**What you need to do:**
Omit all pictures and give the records below again exactly as written.

**Extracts from a graphics dataset:**
──────

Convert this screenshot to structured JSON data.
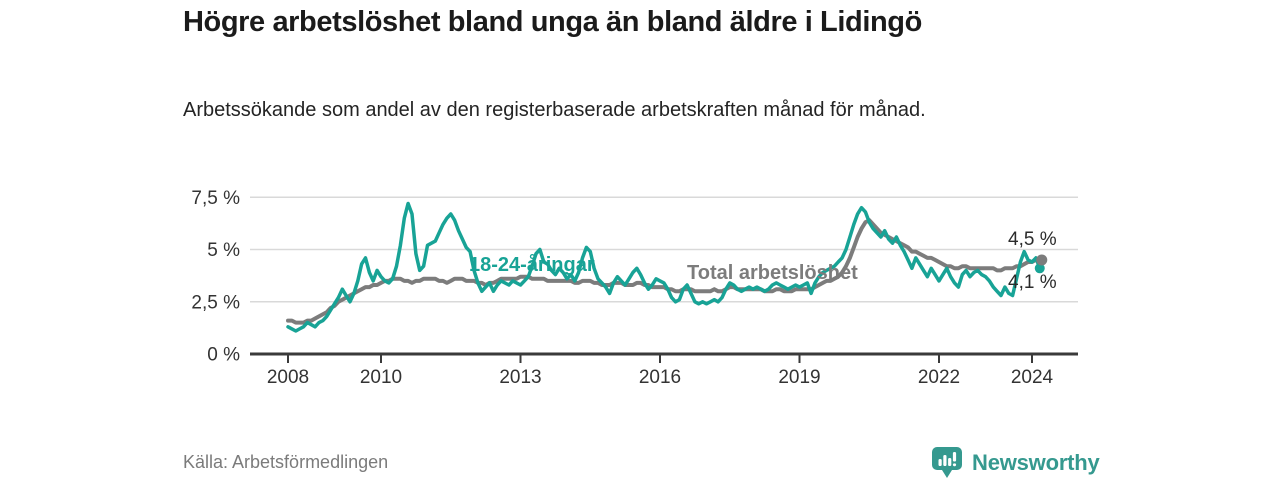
{
  "header": {
    "title": "Högre arbetslöshet bland unga än bland äldre i Lidingö",
    "subtitle": "Arbetssökande som andel av den registerbaserade arbetskraften månad för månad."
  },
  "footer": {
    "source": "Källa: Arbetsförmedlingen",
    "brand": "Newsworthy"
  },
  "colors": {
    "youth": "#18a396",
    "total": "#7c7c7c",
    "axis": "#3a3a3a",
    "grid": "#d9d9d9",
    "tick_text": "#333333",
    "brand": "#35998f"
  },
  "chart_data": {
    "type": "line",
    "title": "Högre arbetslöshet bland unga än bland äldre i Lidingö",
    "subtitle": "Arbetssökande som andel av den registerbaserade arbetskraften månad för månad.",
    "source": "Källa: Arbetsförmedlingen",
    "grid": true,
    "legend_position": "inline-labels",
    "ylim": [
      0,
      7.9
    ],
    "xlim": [
      2008,
      2024.6
    ],
    "x_start_year": 2008,
    "x_step_months": 1,
    "x_ticks": [
      2008,
      2010,
      2013,
      2016,
      2019,
      2022,
      2024
    ],
    "y_ticks": [
      {
        "value": 0,
        "label": "0 %"
      },
      {
        "value": 2.5,
        "label": "2,5 %"
      },
      {
        "value": 5,
        "label": "5 %"
      },
      {
        "value": 7.5,
        "label": "7,5 %"
      }
    ],
    "series": [
      {
        "name": "Total arbetslöshet",
        "color": "#7c7c7c",
        "end_label": "4,5 %",
        "end_value": 4.5,
        "values": [
          1.6,
          1.6,
          1.5,
          1.5,
          1.5,
          1.6,
          1.6,
          1.7,
          1.8,
          1.9,
          2.0,
          2.2,
          2.3,
          2.5,
          2.6,
          2.7,
          2.8,
          2.9,
          3.0,
          3.1,
          3.2,
          3.2,
          3.3,
          3.3,
          3.4,
          3.5,
          3.5,
          3.6,
          3.6,
          3.6,
          3.5,
          3.5,
          3.4,
          3.5,
          3.5,
          3.6,
          3.6,
          3.6,
          3.6,
          3.5,
          3.5,
          3.4,
          3.5,
          3.6,
          3.6,
          3.6,
          3.5,
          3.5,
          3.5,
          3.4,
          3.4,
          3.3,
          3.4,
          3.4,
          3.5,
          3.6,
          3.6,
          3.6,
          3.6,
          3.6,
          3.7,
          3.7,
          3.7,
          3.6,
          3.6,
          3.6,
          3.6,
          3.5,
          3.5,
          3.5,
          3.5,
          3.5,
          3.5,
          3.5,
          3.4,
          3.4,
          3.5,
          3.5,
          3.5,
          3.4,
          3.4,
          3.3,
          3.3,
          3.3,
          3.4,
          3.4,
          3.4,
          3.3,
          3.3,
          3.3,
          3.4,
          3.4,
          3.3,
          3.3,
          3.2,
          3.2,
          3.2,
          3.2,
          3.1,
          3.1,
          3.0,
          3.0,
          3.1,
          3.1,
          3.1,
          3.0,
          3.0,
          3.0,
          3.0,
          3.0,
          3.1,
          3.0,
          3.0,
          3.1,
          3.2,
          3.2,
          3.1,
          3.1,
          3.1,
          3.1,
          3.1,
          3.1,
          3.1,
          3.0,
          3.0,
          3.0,
          3.1,
          3.1,
          3.0,
          3.0,
          3.0,
          3.1,
          3.1,
          3.1,
          3.1,
          3.1,
          3.2,
          3.3,
          3.4,
          3.5,
          3.5,
          3.6,
          3.7,
          3.9,
          4.2,
          4.6,
          5.1,
          5.6,
          6.0,
          6.3,
          6.4,
          6.2,
          6.0,
          5.8,
          5.7,
          5.6,
          5.5,
          5.4,
          5.3,
          5.2,
          5.1,
          4.9,
          4.9,
          4.8,
          4.7,
          4.6,
          4.6,
          4.5,
          4.4,
          4.3,
          4.2,
          4.2,
          4.1,
          4.1,
          4.2,
          4.2,
          4.1,
          4.1,
          4.1,
          4.1,
          4.1,
          4.1,
          4.1,
          4.0,
          4.0,
          4.1,
          4.1,
          4.1,
          4.2,
          4.2,
          4.3,
          4.4,
          4.4,
          4.5,
          4.5
        ]
      },
      {
        "name": "18-24-åringar",
        "color": "#18a396",
        "end_label": "4,1 %",
        "end_value": 4.1,
        "values": [
          1.3,
          1.2,
          1.1,
          1.2,
          1.3,
          1.5,
          1.4,
          1.3,
          1.5,
          1.6,
          1.8,
          2.1,
          2.4,
          2.7,
          3.1,
          2.8,
          2.5,
          2.9,
          3.5,
          4.3,
          4.6,
          3.9,
          3.5,
          4.0,
          3.7,
          3.5,
          3.4,
          3.6,
          4.2,
          5.2,
          6.5,
          7.2,
          6.7,
          4.8,
          4.0,
          4.2,
          5.2,
          5.3,
          5.4,
          5.8,
          6.2,
          6.5,
          6.7,
          6.4,
          5.9,
          5.5,
          5.1,
          4.9,
          4.0,
          3.4,
          3.0,
          3.2,
          3.4,
          3.0,
          3.3,
          3.5,
          3.4,
          3.3,
          3.5,
          3.4,
          3.3,
          3.5,
          3.7,
          4.2,
          4.8,
          5.0,
          4.4,
          4.3,
          4.0,
          3.8,
          4.1,
          3.9,
          3.6,
          3.8,
          3.5,
          3.9,
          4.6,
          5.1,
          4.9,
          4.1,
          3.6,
          3.4,
          3.2,
          2.9,
          3.4,
          3.7,
          3.5,
          3.3,
          3.6,
          3.9,
          4.1,
          3.8,
          3.4,
          3.1,
          3.3,
          3.6,
          3.5,
          3.4,
          3.1,
          2.7,
          2.5,
          2.6,
          3.1,
          3.3,
          2.9,
          2.5,
          2.4,
          2.5,
          2.4,
          2.5,
          2.6,
          2.5,
          2.7,
          3.1,
          3.4,
          3.3,
          3.1,
          3.0,
          3.1,
          3.2,
          3.1,
          3.2,
          3.1,
          3.0,
          3.1,
          3.3,
          3.4,
          3.3,
          3.2,
          3.1,
          3.2,
          3.3,
          3.2,
          3.3,
          3.4,
          2.9,
          3.4,
          3.7,
          3.9,
          4.0,
          4.1,
          4.2,
          4.4,
          4.6,
          5.0,
          5.6,
          6.2,
          6.7,
          7.0,
          6.8,
          6.3,
          6.0,
          5.8,
          5.6,
          5.9,
          5.5,
          5.3,
          5.6,
          5.2,
          4.9,
          4.5,
          4.1,
          4.6,
          4.3,
          4.0,
          3.7,
          4.1,
          3.8,
          3.5,
          3.8,
          4.1,
          3.7,
          3.4,
          3.2,
          3.8,
          4.0,
          3.7,
          3.9,
          4.0,
          3.8,
          3.7,
          3.5,
          3.2,
          3.0,
          2.8,
          3.2,
          2.9,
          2.8,
          3.6,
          4.4,
          4.9,
          4.5,
          4.4,
          4.6,
          4.1
        ]
      }
    ]
  }
}
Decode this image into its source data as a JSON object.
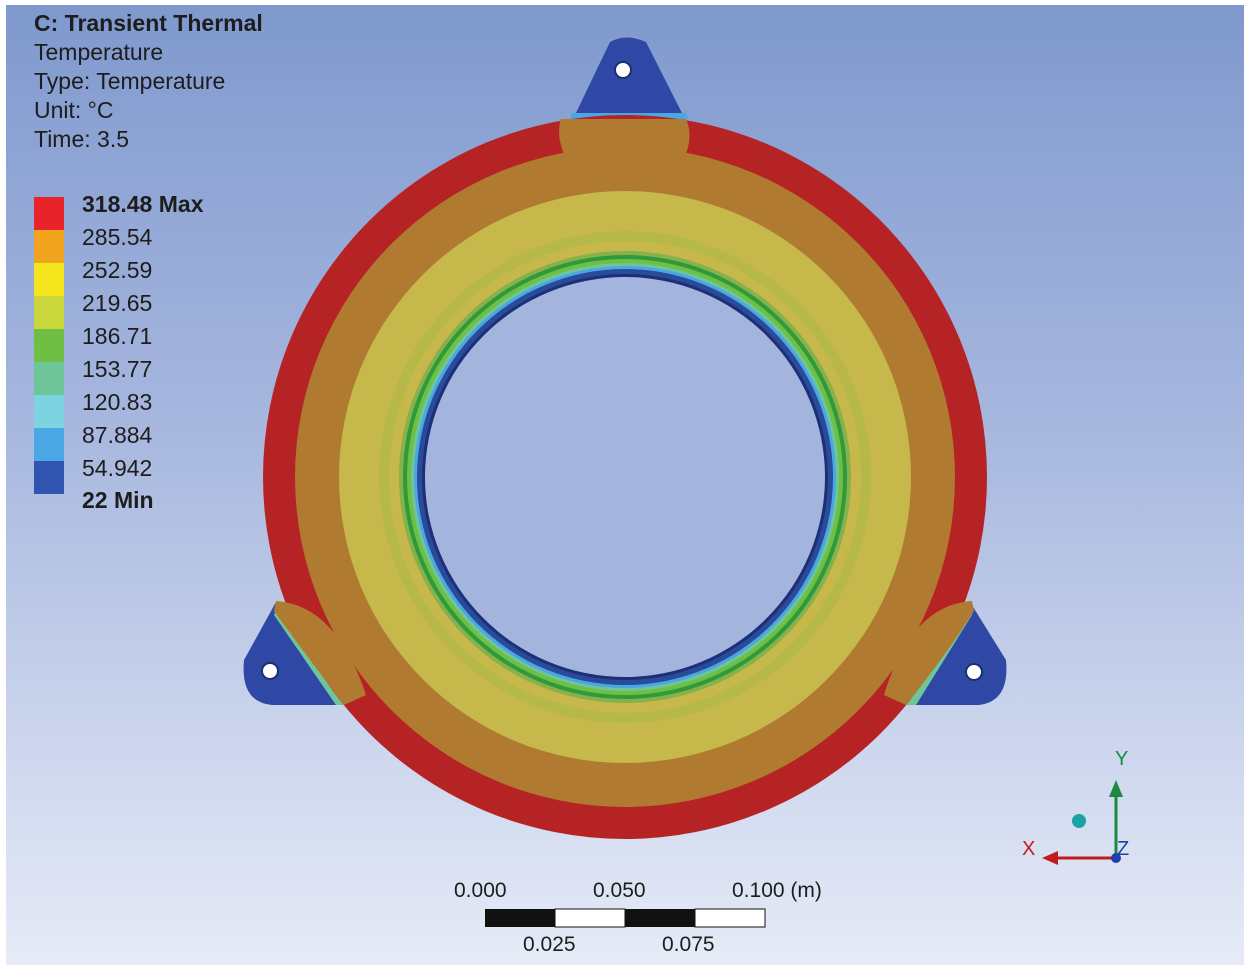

──────

**Output for this task:**
Convert this screenshot to structured JSON data.
{
  "header": {
    "title": "Högre arbetslöshet bland unga än bland äldre i Lidingö",
    "subtitle": "Arbetssökande som andel av den registerbaserade arbetskraften månad för månad."
  },
  "footer": {
    "source": "Källa: Arbetsförmedlingen",
    "brand": "Newsworthy"
  },
  "colors": {
    "youth": "#18a396",
    "total": "#7c7c7c",
    "axis": "#3a3a3a",
    "grid": "#d9d9d9",
    "tick_text": "#333333",
    "brand": "#35998f"
  },
  "chart_data": {
    "type": "line",
    "title": "Högre arbetslöshet bland unga än bland äldre i Lidingö",
    "subtitle": "Arbetssökande som andel av den registerbaserade arbetskraften månad för månad.",
    "source": "Källa: Arbetsförmedlingen",
    "grid": true,
    "legend_position": "inline-labels",
    "ylim": [
      0,
      7.9
    ],
    "xlim": [
      2008,
      2024.6
    ],
    "x_start_year": 2008,
    "x_step_months": 1,
    "x_ticks": [
      2008,
      2010,
      2013,
      2016,
      2019,
      2022,
      2024
    ],
    "y_ticks": [
      {
        "value": 0,
        "label": "0 %"
      },
      {
        "value": 2.5,
        "label": "2,5 %"
      },
      {
        "value": 5,
        "label": "5 %"
      },
      {
        "value": 7.5,
        "label": "7,5 %"
      }
    ],
    "series": [
      {
        "name": "Total arbetslöshet",
        "color": "#7c7c7c",
        "end_label": "4,5 %",
        "end_value": 4.5,
        "values": [
          1.6,
          1.6,
          1.5,
          1.5,
          1.5,
          1.6,
          1.6,
          1.7,
          1.8,
          1.9,
          2.0,
          2.2,
          2.3,
          2.5,
          2.6,
          2.7,
          2.8,
          2.9,
          3.0,
          3.1,
          3.2,
          3.2,
          3.3,
          3.3,
          3.4,
          3.5,
          3.5,
          3.6,
          3.6,
          3.6,
          3.5,
          3.5,
          3.4,
          3.5,
          3.5,
          3.6,
          3.6,
          3.6,
          3.6,
          3.5,
          3.5,
          3.4,
          3.5,
          3.6,
          3.6,
          3.6,
          3.5,
          3.5,
          3.5,
          3.4,
          3.4,
          3.3,
          3.4,
          3.4,
          3.5,
          3.6,
          3.6,
          3.6,
          3.6,
          3.6,
          3.7,
          3.7,
          3.7,
          3.6,
          3.6,
          3.6,
          3.6,
          3.5,
          3.5,
          3.5,
          3.5,
          3.5,
          3.5,
          3.5,
          3.4,
          3.4,
          3.5,
          3.5,
          3.5,
          3.4,
          3.4,
          3.3,
          3.3,
          3.3,
          3.4,
          3.4,
          3.4,
          3.3,
          3.3,
          3.3,
          3.4,
          3.4,
          3.3,
          3.3,
          3.2,
          3.2,
          3.2,
          3.2,
          3.1,
          3.1,
          3.0,
          3.0,
          3.1,
          3.1,
          3.1,
          3.0,
          3.0,
          3.0,
          3.0,
          3.0,
          3.1,
          3.0,
          3.0,
          3.1,
          3.2,
          3.2,
          3.1,
          3.1,
          3.1,
          3.1,
          3.1,
          3.1,
          3.1,
          3.0,
          3.0,
          3.0,
          3.1,
          3.1,
          3.0,
          3.0,
          3.0,
          3.1,
          3.1,
          3.1,
          3.1,
          3.1,
          3.2,
          3.3,
          3.4,
          3.5,
          3.5,
          3.6,
          3.7,
          3.9,
          4.2,
          4.6,
          5.1,
          5.6,
          6.0,
          6.3,
          6.4,
          6.2,
          6.0,
          5.8,
          5.7,
          5.6,
          5.5,
          5.4,
          5.3,
          5.2,
          5.1,
          4.9,
          4.9,
          4.8,
          4.7,
          4.6,
          4.6,
          4.5,
          4.4,
          4.3,
          4.2,
          4.2,
          4.1,
          4.1,
          4.2,
          4.2,
          4.1,
          4.1,
          4.1,
          4.1,
          4.1,
          4.1,
          4.1,
          4.0,
          4.0,
          4.1,
          4.1,
          4.1,
          4.2,
          4.2,
          4.3,
          4.4,
          4.4,
          4.5,
          4.5
        ]
      },
      {
        "name": "18-24-åringar",
        "color": "#18a396",
        "end_label": "4,1 %",
        "end_value": 4.1,
        "values": [
          1.3,
          1.2,
          1.1,
          1.2,
          1.3,
          1.5,
          1.4,
          1.3,
          1.5,
          1.6,
          1.8,
          2.1,
          2.4,
          2.7,
          3.1,
          2.8,
          2.5,
          2.9,
          3.5,
          4.3,
          4.6,
          3.9,
          3.5,
          4.0,
          3.7,
          3.5,
          3.4,
          3.6,
          4.2,
          5.2,
          6.5,
          7.2,
          6.7,
          4.8,
          4.0,
          4.2,
          5.2,
          5.3,
          5.4,
          5.8,
          6.2,
          6.5,
          6.7,
          6.4,
          5.9,
          5.5,
          5.1,
          4.9,
          4.0,
          3.4,
          3.0,
          3.2,
          3.4,
          3.0,
          3.3,
          3.5,
          3.4,
          3.3,
          3.5,
          3.4,
          3.3,
          3.5,
          3.7,
          4.2,
          4.8,
          5.0,
          4.4,
          4.3,
          4.0,
          3.8,
          4.1,
          3.9,
          3.6,
          3.8,
          3.5,
          3.9,
          4.6,
          5.1,
          4.9,
          4.1,
          3.6,
          3.4,
          3.2,
          2.9,
          3.4,
          3.7,
          3.5,
          3.3,
          3.6,
          3.9,
          4.1,
          3.8,
          3.4,
          3.1,
          3.3,
          3.6,
          3.5,
          3.4,
          3.1,
          2.7,
          2.5,
          2.6,
          3.1,
          3.3,
          2.9,
          2.5,
          2.4,
          2.5,
          2.4,
          2.5,
          2.6,
          2.5,
          2.7,
          3.1,
          3.4,
          3.3,
          3.1,
          3.0,
          3.1,
          3.2,
          3.1,
          3.2,
          3.1,
          3.0,
          3.1,
          3.3,
          3.4,
          3.3,
          3.2,
          3.1,
          3.2,
          3.3,
          3.2,
          3.3,
          3.4,
          2.9,
          3.4,
          3.7,
          3.9,
          4.0,
          4.1,
          4.2,
          4.4,
          4.6,
          5.0,
          5.6,
          6.2,
          6.7,
          7.0,
          6.8,
          6.3,
          6.0,
          5.8,
          5.6,
          5.9,
          5.5,
          5.3,
          5.6,
          5.2,
          4.9,
          4.5,
          4.1,
          4.6,
          4.3,
          4.0,
          3.7,
          4.1,
          3.8,
          3.5,
          3.8,
          4.1,
          3.7,
          3.4,
          3.2,
          3.8,
          4.0,
          3.7,
          3.9,
          4.0,
          3.8,
          3.7,
          3.5,
          3.2,
          3.0,
          2.8,
          3.2,
          2.9,
          2.8,
          3.6,
          4.4,
          4.9,
          4.5,
          4.4,
          4.6,
          4.1
        ]
      }
    ]
  }
}
Decode this image into its source data as a JSON object.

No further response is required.